Short exercise |
For the records that follow, return only the count of lines containing the string "участие".

Given data |
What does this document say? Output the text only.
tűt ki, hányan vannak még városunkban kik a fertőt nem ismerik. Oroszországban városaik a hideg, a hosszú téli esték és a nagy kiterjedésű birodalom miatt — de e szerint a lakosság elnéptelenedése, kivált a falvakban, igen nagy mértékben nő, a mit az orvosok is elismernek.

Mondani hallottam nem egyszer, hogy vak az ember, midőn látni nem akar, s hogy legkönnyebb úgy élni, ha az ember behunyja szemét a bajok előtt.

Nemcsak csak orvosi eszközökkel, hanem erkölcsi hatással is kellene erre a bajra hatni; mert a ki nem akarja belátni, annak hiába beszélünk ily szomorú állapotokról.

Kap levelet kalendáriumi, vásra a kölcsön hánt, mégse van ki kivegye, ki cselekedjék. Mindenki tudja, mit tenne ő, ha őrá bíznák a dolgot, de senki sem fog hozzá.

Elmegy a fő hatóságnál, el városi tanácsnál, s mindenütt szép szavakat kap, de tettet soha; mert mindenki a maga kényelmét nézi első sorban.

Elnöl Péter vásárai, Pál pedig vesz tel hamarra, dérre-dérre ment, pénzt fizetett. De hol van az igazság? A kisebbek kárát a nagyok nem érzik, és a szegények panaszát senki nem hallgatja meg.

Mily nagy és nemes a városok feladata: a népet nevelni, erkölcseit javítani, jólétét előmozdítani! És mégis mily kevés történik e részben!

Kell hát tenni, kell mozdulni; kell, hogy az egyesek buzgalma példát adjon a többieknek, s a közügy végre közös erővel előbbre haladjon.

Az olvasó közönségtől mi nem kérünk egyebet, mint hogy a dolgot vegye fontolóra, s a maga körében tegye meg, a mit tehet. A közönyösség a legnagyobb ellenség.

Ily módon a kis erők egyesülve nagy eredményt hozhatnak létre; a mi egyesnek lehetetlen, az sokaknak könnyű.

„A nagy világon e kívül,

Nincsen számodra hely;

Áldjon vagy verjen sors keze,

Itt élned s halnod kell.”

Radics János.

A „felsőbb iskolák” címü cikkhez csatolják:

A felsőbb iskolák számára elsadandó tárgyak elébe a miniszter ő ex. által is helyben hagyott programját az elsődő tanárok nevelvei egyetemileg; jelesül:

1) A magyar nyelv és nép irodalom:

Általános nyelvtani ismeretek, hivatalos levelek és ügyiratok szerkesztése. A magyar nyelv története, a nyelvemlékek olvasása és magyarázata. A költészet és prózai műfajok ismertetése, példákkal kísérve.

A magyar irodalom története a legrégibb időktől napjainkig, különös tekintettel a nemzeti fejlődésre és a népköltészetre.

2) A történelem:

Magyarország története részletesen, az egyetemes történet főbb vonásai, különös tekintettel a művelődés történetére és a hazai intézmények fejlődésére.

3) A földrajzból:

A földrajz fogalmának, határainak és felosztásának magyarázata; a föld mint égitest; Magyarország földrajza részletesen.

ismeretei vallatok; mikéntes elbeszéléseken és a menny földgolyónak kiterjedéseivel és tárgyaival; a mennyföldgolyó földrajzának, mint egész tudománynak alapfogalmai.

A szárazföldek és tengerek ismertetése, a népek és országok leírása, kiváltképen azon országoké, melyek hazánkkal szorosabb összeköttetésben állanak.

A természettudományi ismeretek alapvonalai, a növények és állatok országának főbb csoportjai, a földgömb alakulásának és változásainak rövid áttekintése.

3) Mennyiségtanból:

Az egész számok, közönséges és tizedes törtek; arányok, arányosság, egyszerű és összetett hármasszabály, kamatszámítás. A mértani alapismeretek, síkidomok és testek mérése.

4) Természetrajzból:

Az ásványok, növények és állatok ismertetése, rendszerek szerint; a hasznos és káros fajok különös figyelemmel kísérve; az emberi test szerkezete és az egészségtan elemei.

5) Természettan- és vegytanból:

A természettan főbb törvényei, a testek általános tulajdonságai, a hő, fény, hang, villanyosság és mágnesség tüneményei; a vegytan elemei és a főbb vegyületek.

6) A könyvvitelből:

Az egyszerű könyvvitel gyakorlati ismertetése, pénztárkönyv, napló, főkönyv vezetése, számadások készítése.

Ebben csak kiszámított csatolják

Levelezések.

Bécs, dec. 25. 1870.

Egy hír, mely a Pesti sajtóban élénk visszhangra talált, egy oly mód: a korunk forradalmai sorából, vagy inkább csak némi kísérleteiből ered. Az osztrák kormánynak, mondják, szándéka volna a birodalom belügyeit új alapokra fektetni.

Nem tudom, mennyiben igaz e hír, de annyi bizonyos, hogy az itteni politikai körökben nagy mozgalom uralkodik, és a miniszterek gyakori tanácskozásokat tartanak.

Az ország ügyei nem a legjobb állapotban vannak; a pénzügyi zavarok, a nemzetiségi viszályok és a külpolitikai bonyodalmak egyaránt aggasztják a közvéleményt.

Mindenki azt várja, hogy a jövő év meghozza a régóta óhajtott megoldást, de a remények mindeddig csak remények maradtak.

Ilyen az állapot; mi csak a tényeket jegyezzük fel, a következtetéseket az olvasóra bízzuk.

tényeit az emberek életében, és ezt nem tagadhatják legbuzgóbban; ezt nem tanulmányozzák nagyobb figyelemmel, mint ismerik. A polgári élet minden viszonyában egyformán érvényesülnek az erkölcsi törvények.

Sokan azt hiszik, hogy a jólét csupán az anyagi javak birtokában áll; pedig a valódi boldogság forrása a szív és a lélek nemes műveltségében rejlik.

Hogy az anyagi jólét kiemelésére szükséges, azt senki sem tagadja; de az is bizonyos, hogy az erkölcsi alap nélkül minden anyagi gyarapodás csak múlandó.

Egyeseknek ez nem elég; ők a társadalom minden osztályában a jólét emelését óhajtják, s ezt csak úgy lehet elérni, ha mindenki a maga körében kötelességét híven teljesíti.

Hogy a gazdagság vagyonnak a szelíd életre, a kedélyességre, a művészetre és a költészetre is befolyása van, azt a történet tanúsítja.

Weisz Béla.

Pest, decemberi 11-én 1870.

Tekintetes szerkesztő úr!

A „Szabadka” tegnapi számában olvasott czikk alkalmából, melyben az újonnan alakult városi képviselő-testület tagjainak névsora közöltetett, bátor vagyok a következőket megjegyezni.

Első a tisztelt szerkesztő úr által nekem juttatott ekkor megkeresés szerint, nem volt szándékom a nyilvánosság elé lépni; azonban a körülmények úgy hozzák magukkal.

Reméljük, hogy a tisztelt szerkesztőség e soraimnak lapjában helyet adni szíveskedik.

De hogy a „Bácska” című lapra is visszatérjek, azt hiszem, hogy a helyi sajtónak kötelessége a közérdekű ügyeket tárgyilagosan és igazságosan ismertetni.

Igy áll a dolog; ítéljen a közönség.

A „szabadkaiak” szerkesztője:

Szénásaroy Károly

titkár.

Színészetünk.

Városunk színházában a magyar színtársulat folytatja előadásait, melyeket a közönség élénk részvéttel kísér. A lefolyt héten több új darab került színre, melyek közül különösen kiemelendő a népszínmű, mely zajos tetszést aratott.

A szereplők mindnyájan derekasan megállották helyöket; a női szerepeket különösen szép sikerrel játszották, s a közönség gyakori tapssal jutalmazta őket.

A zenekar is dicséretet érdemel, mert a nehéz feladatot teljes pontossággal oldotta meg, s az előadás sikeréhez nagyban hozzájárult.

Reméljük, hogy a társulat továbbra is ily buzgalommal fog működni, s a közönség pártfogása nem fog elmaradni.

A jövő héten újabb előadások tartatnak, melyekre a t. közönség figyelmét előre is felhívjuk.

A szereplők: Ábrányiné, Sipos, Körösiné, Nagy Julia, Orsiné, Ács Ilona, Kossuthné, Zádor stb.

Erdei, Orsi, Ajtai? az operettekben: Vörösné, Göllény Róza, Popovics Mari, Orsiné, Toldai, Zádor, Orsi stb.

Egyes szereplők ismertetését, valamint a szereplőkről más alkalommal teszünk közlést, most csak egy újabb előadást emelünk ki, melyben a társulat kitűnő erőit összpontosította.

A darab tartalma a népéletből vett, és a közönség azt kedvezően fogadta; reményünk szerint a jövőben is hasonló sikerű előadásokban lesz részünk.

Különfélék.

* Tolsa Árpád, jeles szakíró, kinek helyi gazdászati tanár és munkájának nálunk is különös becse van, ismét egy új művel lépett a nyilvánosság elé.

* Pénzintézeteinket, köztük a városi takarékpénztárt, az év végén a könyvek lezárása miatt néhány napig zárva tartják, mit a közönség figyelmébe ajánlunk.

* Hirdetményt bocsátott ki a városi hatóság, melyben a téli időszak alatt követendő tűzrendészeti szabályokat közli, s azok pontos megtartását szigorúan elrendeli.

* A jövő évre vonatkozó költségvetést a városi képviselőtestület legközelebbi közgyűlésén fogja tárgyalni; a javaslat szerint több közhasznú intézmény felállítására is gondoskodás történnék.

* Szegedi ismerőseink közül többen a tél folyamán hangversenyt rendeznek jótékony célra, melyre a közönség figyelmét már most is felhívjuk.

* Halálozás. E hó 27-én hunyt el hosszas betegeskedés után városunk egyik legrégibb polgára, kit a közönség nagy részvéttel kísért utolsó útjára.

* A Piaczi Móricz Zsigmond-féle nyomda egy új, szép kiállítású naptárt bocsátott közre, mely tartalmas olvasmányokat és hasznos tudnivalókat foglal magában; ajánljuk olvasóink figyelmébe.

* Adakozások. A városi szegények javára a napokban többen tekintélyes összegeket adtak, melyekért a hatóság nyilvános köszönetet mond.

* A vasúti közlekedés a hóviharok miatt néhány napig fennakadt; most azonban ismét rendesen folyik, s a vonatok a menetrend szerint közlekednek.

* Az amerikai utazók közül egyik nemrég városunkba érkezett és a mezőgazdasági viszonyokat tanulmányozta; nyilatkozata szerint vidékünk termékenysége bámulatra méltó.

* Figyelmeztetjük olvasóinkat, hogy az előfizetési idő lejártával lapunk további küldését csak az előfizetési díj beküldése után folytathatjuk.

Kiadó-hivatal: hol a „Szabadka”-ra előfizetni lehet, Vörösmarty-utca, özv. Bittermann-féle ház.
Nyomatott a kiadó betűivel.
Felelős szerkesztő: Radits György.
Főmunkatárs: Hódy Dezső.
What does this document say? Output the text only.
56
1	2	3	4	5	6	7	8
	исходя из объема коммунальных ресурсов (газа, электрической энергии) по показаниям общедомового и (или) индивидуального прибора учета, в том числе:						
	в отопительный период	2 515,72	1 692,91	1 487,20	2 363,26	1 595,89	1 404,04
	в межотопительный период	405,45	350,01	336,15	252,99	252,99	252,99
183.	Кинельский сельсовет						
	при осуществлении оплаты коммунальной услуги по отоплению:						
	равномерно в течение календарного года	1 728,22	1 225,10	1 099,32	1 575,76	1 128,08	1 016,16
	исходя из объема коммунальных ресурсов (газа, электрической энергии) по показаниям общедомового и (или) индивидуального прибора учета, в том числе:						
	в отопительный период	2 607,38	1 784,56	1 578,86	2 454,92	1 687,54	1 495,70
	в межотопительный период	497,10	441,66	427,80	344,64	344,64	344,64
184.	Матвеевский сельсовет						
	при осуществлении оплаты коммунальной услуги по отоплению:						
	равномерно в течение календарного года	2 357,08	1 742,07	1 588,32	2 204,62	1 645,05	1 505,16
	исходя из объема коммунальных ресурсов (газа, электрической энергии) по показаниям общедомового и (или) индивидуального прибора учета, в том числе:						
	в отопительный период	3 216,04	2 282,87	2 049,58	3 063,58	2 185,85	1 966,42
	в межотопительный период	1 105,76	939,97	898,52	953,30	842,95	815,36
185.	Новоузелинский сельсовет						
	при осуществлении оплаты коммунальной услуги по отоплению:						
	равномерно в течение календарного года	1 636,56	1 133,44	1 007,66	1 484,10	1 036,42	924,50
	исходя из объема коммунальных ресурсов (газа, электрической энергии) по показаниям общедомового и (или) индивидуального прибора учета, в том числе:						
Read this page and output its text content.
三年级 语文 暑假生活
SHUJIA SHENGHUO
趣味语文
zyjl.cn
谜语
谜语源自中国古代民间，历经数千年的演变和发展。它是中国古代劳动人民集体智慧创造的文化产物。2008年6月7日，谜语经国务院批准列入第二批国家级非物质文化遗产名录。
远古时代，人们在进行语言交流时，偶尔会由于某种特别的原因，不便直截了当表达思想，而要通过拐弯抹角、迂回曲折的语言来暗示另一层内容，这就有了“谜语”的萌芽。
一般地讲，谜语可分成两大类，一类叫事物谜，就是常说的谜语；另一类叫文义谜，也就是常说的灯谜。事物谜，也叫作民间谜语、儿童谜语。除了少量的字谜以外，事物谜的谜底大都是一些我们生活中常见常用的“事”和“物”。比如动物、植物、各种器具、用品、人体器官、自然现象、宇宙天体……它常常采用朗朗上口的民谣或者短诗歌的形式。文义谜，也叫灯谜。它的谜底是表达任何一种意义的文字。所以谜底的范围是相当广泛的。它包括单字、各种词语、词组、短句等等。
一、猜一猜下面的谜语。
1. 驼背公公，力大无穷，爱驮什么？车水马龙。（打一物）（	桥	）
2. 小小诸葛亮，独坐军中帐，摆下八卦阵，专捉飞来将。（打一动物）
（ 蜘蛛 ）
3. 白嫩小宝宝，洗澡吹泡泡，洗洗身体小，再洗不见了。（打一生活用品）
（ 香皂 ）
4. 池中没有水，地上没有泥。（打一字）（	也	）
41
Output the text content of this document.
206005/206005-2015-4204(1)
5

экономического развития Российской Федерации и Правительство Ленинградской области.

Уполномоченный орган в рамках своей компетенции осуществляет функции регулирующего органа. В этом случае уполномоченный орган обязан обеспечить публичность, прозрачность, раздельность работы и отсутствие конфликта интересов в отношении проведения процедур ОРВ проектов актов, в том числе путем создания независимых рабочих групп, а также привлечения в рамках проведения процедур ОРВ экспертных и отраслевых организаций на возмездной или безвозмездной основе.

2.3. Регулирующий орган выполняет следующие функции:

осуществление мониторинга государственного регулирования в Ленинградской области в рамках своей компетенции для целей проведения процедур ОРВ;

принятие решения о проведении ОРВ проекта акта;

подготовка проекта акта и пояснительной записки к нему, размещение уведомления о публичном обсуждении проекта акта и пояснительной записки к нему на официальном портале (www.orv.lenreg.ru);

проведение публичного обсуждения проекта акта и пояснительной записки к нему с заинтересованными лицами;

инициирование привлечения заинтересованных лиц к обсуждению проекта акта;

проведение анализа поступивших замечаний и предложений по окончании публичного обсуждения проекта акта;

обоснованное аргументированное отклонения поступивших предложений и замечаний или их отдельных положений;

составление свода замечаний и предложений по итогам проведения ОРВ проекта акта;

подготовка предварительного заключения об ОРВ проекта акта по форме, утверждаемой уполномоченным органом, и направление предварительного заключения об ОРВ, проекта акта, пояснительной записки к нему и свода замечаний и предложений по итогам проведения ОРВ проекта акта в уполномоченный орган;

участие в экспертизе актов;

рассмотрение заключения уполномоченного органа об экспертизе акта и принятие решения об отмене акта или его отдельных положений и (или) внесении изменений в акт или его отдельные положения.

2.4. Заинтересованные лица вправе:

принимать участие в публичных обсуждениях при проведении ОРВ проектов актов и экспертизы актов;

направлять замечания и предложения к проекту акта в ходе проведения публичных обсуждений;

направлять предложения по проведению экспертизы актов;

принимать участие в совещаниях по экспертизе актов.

Response to the task |
3